=== TASK REQUIREMENTS ===
Write out the records beneath this line exactly as they appear, minus any images.

## begin PROVIDED ENTRIES

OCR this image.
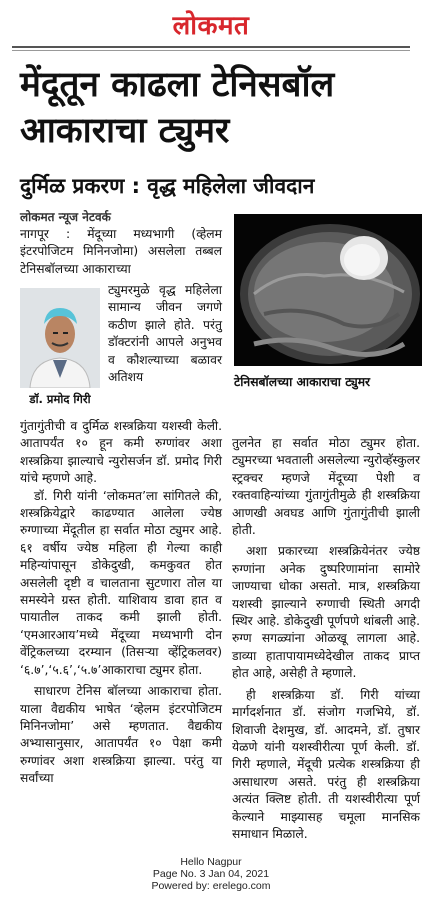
लोकमत
मेंदूतून काढला टेनिसबॉल
आकाराचा ट्युमर
दुर्मिळ प्रकरण : वृद्ध महिलेला जीवदान
लोकमत न्यूज नेटवर्क

नागपूर : मेंदूच्या मध्यभागी (व्हेलम इंटरपोजिटम मिनिनजोमा) असलेला तब्बल टेनिसबॉलच्या आकाराच्या

डॉ. प्रमोद गिरी
ट्युमरमुळे वृद्ध महिलेला सामान्य जीवन जगणे कठीण झाले होते. परंतु डॉक्टरांनी आपले अनुभव व कौशल्याच्या बळावर अतिशय

गुंतागुंतीची व दुर्मिळ शस्त्रक्रिया यशस्वी केली. आतापर्यंत १० हून कमी रुग्णांवर अशा शस्त्रक्रिया झाल्याचे न्युरोसर्जन डॉ. प्रमोद गिरी यांचे म्हणणे आहे.

डॉ. गिरी यांनी ‘लोकमत’ला सांगितले की, शस्त्रक्रियेद्वारे काढण्यात आलेला ज्येष्ठ रुग्णाच्या मेंदूतील हा सर्वात मोठा ट्युमर आहे. ६१ वर्षीय ज्येष्ठ महिला ही गेल्या काही महिन्यांपासून डोकेदुखी, कमकुवत होत असलेली दृष्टी व चालताना सुटणारा तोल या समस्येने ग्रस्त होती. याशिवाय डावा हात व पायातील ताकद कमी झाली होती. ‘एमआरआय’मध्ये मेंदूच्या मध्यभागी दोन वेंट्रिकलच्या दरम्यान (तिसऱ्या व्हेंट्रिकलवर) ‘६.७’,‘५.६’,‘५.७’आकाराचा ट्युमर होता.

साधारण टेनिस बॉलच्या आकाराचा होता. याला वैद्यकीय भाषेत ‘व्हेलम इंटरपोजिटम मिनिनजोमा’ असे म्हणतात. वैद्यकीय अभ्यासानुसार, आतापर्यंत १० पेक्षा कमी रुग्णांवर अशा शस्त्रक्रिया झाल्या. परंतु या सर्वांच्या

टेनिसबॉलच्या आकाराचा ट्युमर

तुलनेत हा सर्वात मोठा ट्युमर होता. ट्युमरच्या भवताली असलेल्या न्युरोव्हॅस्कुलर स्ट्रक्चर म्हणजे मेंदूच्या पेशी व रक्तवाहिन्यांच्या गुंतागुंतीमुळे ही शस्त्रक्रिया आणखी अवघड आणि गुंतागुंतीची झाली होती.

अशा प्रकारच्या शस्त्रक्रियेनंतर ज्येष्ठ रुग्णांना अनेक दुष्परिणामांना सामोरे जाण्याचा धोका असतो. मात्र, शस्त्रक्रिया यशस्वी झाल्याने रुग्णाची स्थिती अगदी स्थिर आहे. डोकेदुखी पूर्णपणे थांबली आहे. रुग्ण सगळ्यांना ओळखू लागला आहे. डाव्या हातापायामध्येदेखील ताकद प्राप्त होत आहे, असेही ते म्हणाले.

ही शस्त्रक्रिया डॉ. गिरी यांच्या मार्गदर्शनात डॉ. संजोग गजभिये, डॉ. शिवाजी देशमुख, डॉ. आदमने, डॉ. तुषार येळणे यांनी यशस्वीरीत्या पूर्ण केली. डॉ. गिरी म्हणाले, मेंदूची प्रत्येक शस्त्रक्रिया ही असाधारण असते. परंतु ही शस्त्रक्रिया अत्यंत क्लिष्ट होती. ती यशस्वीरीत्या पूर्ण केल्याने माझ्यासह चमूला मानसिक समाधान मिळाले.

Hello Nagpur
Page No. 3 Jan 04, 2021
Powered by: erelego.com
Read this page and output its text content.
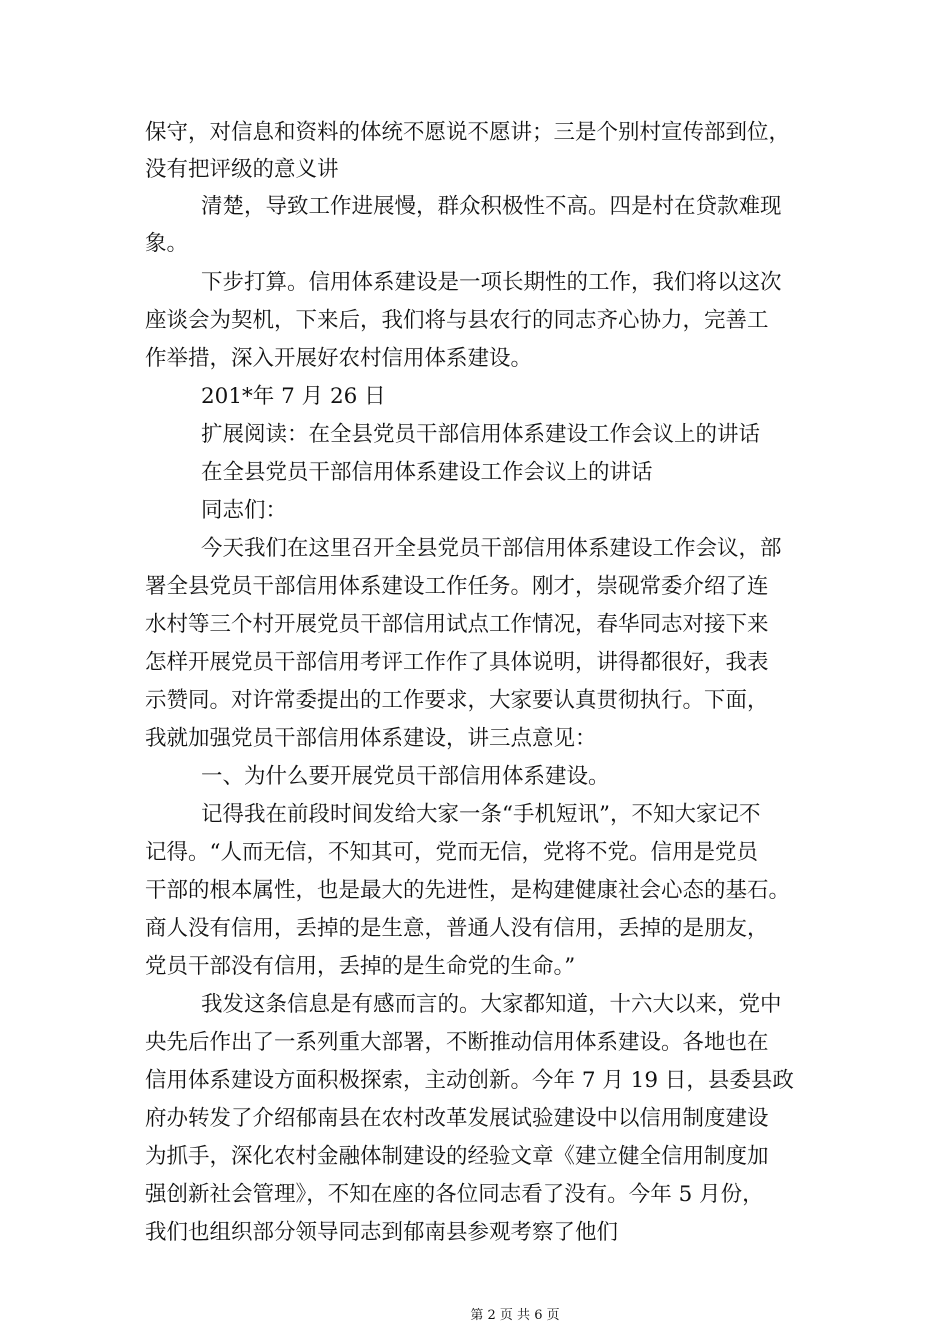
保守，对信息和资料的体统不愿说不愿讲；三是个别村宣传部到位，
没有把评级的意义讲
清楚，导致工作进展慢，群众积极性不高。四是村在贷款难现
象。
下步打算。信用体系建设是一项长期性的工作，我们将以这次
座谈会为契机，下来后，我们将与县农行的同志齐心协力，完善工
作举措，深入开展好农村信用体系建设。
201*年 7 月 26 日
扩展阅读：在全县党员干部信用体系建设工作会议上的讲话
在全县党员干部信用体系建设工作会议上的讲话
同志们：
今天我们在这里召开全县党员干部信用体系建设工作会议，部
署全县党员干部信用体系建设工作任务。刚才，崇砚常委介绍了连
水村等三个村开展党员干部信用试点工作情况，春华同志对接下来
怎样开展党员干部信用考评工作作了具体说明，讲得都很好，我表
示赞同。对许常委提出的工作要求，大家要认真贯彻执行。下面，
我就加强党员干部信用体系建设，讲三点意见：
一、为什么要开展党员干部信用体系建设。
记得我在前段时间发给大家一条“手机短讯”，不知大家记不
记得。“人而无信，不知其可，党而无信，党将不党。信用是党员
干部的根本属性，也是最大的先进性，是构建健康社会心态的基石。
商人没有信用，丢掉的是生意，普通人没有信用，丢掉的是朋友，
党员干部没有信用，丢掉的是生命党的生命。”
我发这条信息是有感而言的。大家都知道，十六大以来，党中
央先后作出了一系列重大部署，不断推动信用体系建设。各地也在
信用体系建设方面积极探索，主动创新。今年 7 月 19 日，县委县政
府办转发了介绍郁南县在农村改革发展试验建设中以信用制度建设
为抓手，深化农村金融体制建设的经验文章《建立健全信用制度加
强创新社会管理》，不知在座的各位同志看了没有。今年 5 月份，
我们也组织部分领导同志到郁南县参观考察了他们
第 2 页 共 6 页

## end PROVIDED ENTRIES

=== REPLY ===
OCR this image.
लोकमत
मेंदूतून काढला टेनिसबॉल
आकाराचा ट्युमर
दुर्मिळ प्रकरण : वृद्ध महिलेला जीवदान
लोकमत न्यूज नेटवर्क

नागपूर : मेंदूच्या मध्यभागी (व्हेलम इंटरपोजिटम मिनिनजोमा) असलेला तब्बल टेनिसबॉलच्या आकाराच्या

डॉ. प्रमोद गिरी
ट्युमरमुळे वृद्ध महिलेला सामान्य जीवन जगणे कठीण झाले होते. परंतु डॉक्टरांनी आपले अनुभव व कौशल्याच्या बळावर अतिशय

गुंतागुंतीची व दुर्मिळ शस्त्रक्रिया यशस्वी केली. आतापर्यंत १० हून कमी रुग्णांवर अशा शस्त्रक्रिया झाल्याचे न्युरोसर्जन डॉ. प्रमोद गिरी यांचे म्हणणे आहे.

डॉ. गिरी यांनी ‘लोकमत’ला सांगितले की, शस्त्रक्रियेद्वारे काढण्यात आलेला ज्येष्ठ रुग्णाच्या मेंदूतील हा सर्वात मोठा ट्युमर आहे. ६१ वर्षीय ज्येष्ठ महिला ही गेल्या काही महिन्यांपासून डोकेदुखी, कमकुवत होत असलेली दृष्टी व चालताना सुटणारा तोल या समस्येने ग्रस्त होती. याशिवाय डावा हात व पायातील ताकद कमी झाली होती. ‘एमआरआय’मध्ये मेंदूच्या मध्यभागी दोन वेंट्रिकलच्या दरम्यान (तिसऱ्या व्हेंट्रिकलवर) ‘६.७’,‘५.६’,‘५.७’आकाराचा ट्युमर होता.

साधारण टेनिस बॉलच्या आकाराचा होता. याला वैद्यकीय भाषेत ‘व्हेलम इंटरपोजिटम मिनिनजोमा’ असे म्हणतात. वैद्यकीय अभ्यासानुसार, आतापर्यंत १० पेक्षा कमी रुग्णांवर अशा शस्त्रक्रिया झाल्या. परंतु या सर्वांच्या

टेनिसबॉलच्या आकाराचा ट्युमर

तुलनेत हा सर्वात मोठा ट्युमर होता. ट्युमरच्या भवताली असलेल्या न्युरोव्हॅस्कुलर स्ट्रक्चर म्हणजे मेंदूच्या पेशी व रक्तवाहिन्यांच्या गुंतागुंतीमुळे ही शस्त्रक्रिया आणखी अवघड आणि गुंतागुंतीची झाली होती.

अशा प्रकारच्या शस्त्रक्रियेनंतर ज्येष्ठ रुग्णांना अनेक दुष्परिणामांना सामोरे जाण्याचा धोका असतो. मात्र, शस्त्रक्रिया यशस्वी झाल्याने रुग्णाची स्थिती अगदी स्थिर आहे. डोकेदुखी पूर्णपणे थांबली आहे. रुग्ण सगळ्यांना ओळखू लागला आहे. डाव्या हातापायामध्येदेखील ताकद प्राप्त होत आहे, असेही ते म्हणाले.

ही शस्त्रक्रिया डॉ. गिरी यांच्या मार्गदर्शनात डॉ. संजोग गजभिये, डॉ. शिवाजी देशमुख, डॉ. आदमने, डॉ. तुषार येळणे यांनी यशस्वीरीत्या पूर्ण केली. डॉ. गिरी म्हणाले, मेंदूची प्रत्येक शस्त्रक्रिया ही असाधारण असते. परंतु ही शस्त्रक्रिया अत्यंत क्लिष्ट होती. ती यशस्वीरीत्या पूर्ण केल्याने माझ्यासह चमूला मानसिक समाधान मिळाले.

Hello Nagpur
Page No. 3 Jan 04, 2021
Powered by: erelego.com
Read this page and output its text content.
保守，对信息和资料的体统不愿说不愿讲；三是个别村宣传部到位，
没有把评级的意义讲
清楚，导致工作进展慢，群众积极性不高。四是村在贷款难现
象。
下步打算。信用体系建设是一项长期性的工作，我们将以这次
座谈会为契机，下来后，我们将与县农行的同志齐心协力，完善工
作举措，深入开展好农村信用体系建设。
201*年 7 月 26 日
扩展阅读：在全县党员干部信用体系建设工作会议上的讲话
在全县党员干部信用体系建设工作会议上的讲话
同志们：
今天我们在这里召开全县党员干部信用体系建设工作会议，部
署全县党员干部信用体系建设工作任务。刚才，崇砚常委介绍了连
水村等三个村开展党员干部信用试点工作情况，春华同志对接下来
怎样开展党员干部信用考评工作作了具体说明，讲得都很好，我表
示赞同。对许常委提出的工作要求，大家要认真贯彻执行。下面，
我就加强党员干部信用体系建设，讲三点意见：
一、为什么要开展党员干部信用体系建设。
记得我在前段时间发给大家一条“手机短讯”，不知大家记不
记得。“人而无信，不知其可，党而无信，党将不党。信用是党员
干部的根本属性，也是最大的先进性，是构建健康社会心态的基石。
商人没有信用，丢掉的是生意，普通人没有信用，丢掉的是朋友，
党员干部没有信用，丢掉的是生命党的生命。”
我发这条信息是有感而言的。大家都知道，十六大以来，党中
央先后作出了一系列重大部署，不断推动信用体系建设。各地也在
信用体系建设方面积极探索，主动创新。今年 7 月 19 日，县委县政
府办转发了介绍郁南县在农村改革发展试验建设中以信用制度建设
为抓手，深化农村金融体制建设的经验文章《建立健全信用制度加
强创新社会管理》，不知在座的各位同志看了没有。今年 5 月份，
我们也组织部分领导同志到郁南县参观考察了他们
第 2 页 共 6 页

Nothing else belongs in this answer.